• _WHAT THE TASK ASKS_: Retype the data below, every word of it, exactly.

• _Document content entries_:
+++
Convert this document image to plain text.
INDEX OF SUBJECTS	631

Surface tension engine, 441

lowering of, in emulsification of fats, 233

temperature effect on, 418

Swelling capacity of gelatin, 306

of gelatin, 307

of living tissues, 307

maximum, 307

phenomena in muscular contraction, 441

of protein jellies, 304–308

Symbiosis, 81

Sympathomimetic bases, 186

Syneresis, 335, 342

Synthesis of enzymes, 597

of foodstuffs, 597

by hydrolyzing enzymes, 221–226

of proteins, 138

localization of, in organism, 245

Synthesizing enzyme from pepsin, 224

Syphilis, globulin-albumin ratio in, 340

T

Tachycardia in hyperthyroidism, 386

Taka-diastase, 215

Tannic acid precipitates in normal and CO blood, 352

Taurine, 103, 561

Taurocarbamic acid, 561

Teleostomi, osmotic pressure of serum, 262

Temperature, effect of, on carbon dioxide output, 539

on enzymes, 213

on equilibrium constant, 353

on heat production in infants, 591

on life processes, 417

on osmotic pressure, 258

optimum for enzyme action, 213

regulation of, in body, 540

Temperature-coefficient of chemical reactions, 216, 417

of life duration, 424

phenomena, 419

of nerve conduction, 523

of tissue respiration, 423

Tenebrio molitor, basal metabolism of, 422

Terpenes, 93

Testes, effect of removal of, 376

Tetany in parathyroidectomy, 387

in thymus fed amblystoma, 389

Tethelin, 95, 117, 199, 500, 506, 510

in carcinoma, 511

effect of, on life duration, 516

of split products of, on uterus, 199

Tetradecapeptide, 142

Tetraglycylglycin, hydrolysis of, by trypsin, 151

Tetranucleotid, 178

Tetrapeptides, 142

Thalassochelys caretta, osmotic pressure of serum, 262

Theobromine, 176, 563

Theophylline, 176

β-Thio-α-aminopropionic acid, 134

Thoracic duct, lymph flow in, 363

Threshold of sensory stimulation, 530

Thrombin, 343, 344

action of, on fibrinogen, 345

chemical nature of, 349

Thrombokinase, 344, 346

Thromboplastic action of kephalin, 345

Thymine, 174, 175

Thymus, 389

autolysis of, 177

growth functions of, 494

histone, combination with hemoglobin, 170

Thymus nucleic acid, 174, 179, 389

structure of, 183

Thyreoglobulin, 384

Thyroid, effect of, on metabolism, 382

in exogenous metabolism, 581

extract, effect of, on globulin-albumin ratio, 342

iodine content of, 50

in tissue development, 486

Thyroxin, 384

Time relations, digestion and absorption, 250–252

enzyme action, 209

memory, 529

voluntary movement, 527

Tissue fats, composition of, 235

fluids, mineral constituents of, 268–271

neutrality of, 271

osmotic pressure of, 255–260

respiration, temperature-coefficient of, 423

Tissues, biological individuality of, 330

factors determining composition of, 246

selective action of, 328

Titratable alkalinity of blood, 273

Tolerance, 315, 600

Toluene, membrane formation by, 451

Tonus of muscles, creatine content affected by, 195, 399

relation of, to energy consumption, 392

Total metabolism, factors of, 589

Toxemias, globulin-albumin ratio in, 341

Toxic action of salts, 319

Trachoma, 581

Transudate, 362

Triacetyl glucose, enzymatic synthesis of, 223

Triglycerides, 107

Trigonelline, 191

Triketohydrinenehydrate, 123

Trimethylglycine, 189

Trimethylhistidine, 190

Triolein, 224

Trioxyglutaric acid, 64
+++
• _RESULT_:
Convert this document image to plain text.
INDEX OF SUBJECTS	631

Surface tension engine, 441

lowering of, in emulsification of fats, 233

temperature effect on, 418

Swelling capacity of gelatin, 306

of gelatin, 307

of living tissues, 307

maximum, 307

phenomena in muscular contraction, 441

of protein jellies, 304–308

Symbiosis, 81

Sympathomimetic bases, 186

Syneresis, 335, 342

Synthesis of enzymes, 597

of foodstuffs, 597

by hydrolyzing enzymes, 221–226

of proteins, 138

localization of, in organism, 245

Synthesizing enzyme from pepsin, 224

Syphilis, globulin-albumin ratio in, 340

T

Tachycardia in hyperthyroidism, 386

Taka-diastase, 215

Tannic acid precipitates in normal and CO blood, 352

Taurine, 103, 561

Taurocarbamic acid, 561

Teleostomi, osmotic pressure of serum, 262

Temperature, effect of, on carbon dioxide output, 539

on enzymes, 213

on equilibrium constant, 353

on heat production in infants, 591

on life processes, 417

on osmotic pressure, 258

optimum for enzyme action, 213

regulation of, in body, 540

Temperature-coefficient of chemical reactions, 216, 417

of life duration, 424

phenomena, 419

of nerve conduction, 523

of tissue respiration, 423

Tenebrio molitor, basal metabolism of, 422

Terpenes, 93

Testes, effect of removal of, 376

Tetany in parathyroidectomy, 387

in thymus fed amblystoma, 389

Tethelin, 95, 117, 199, 500, 506, 510

in carcinoma, 511

effect of, on life duration, 516

of split products of, on uterus, 199

Tetradecapeptide, 142

Tetraglycylglycin, hydrolysis of, by trypsin, 151

Tetranucleotid, 178

Tetrapeptides, 142

Thalassochelys caretta, osmotic pressure of serum, 262

Theobromine, 176, 563

Theophylline, 176

β-Thio-α-aminopropionic acid, 134

Thoracic duct, lymph flow in, 363

Threshold of sensory stimulation, 530

Thrombin, 343, 344

action of, on fibrinogen, 345

chemical nature of, 349

Thrombokinase, 344, 346

Thromboplastic action of kephalin, 345

Thymine, 174, 175

Thymus, 389

autolysis of, 177

growth functions of, 494

histone, combination with hemoglobin, 170

Thymus nucleic acid, 174, 179, 389

structure of, 183

Thyreoglobulin, 384

Thyroid, effect of, on metabolism, 382

in exogenous metabolism, 581

extract, effect of, on globulin-albumin ratio, 342

iodine content of, 50

in tissue development, 486

Thyroxin, 384

Time relations, digestion and absorption, 250–252

enzyme action, 209

memory, 529

voluntary movement, 527

Tissue fats, composition of, 235

fluids, mineral constituents of, 268–271

neutrality of, 271

osmotic pressure of, 255–260

respiration, temperature-coefficient of, 423

Tissues, biological individuality of, 330

factors determining composition of, 246

selective action of, 328

Titratable alkalinity of blood, 273

Tolerance, 315, 600

Toluene, membrane formation by, 451

Tonus of muscles, creatine content affected by, 195, 399

relation of, to energy consumption, 392

Total metabolism, factors of, 589

Toxemias, globulin-albumin ratio in, 341

Toxic action of salts, 319

Trachoma, 581

Transudate, 362

Triacetyl glucose, enzymatic synthesis of, 223

Triglycerides, 107

Trigonelline, 191

Triketohydrinenehydrate, 123

Trimethylglycine, 189

Trimethylhistidine, 190

Triolein, 224

Trioxyglutaric acid, 64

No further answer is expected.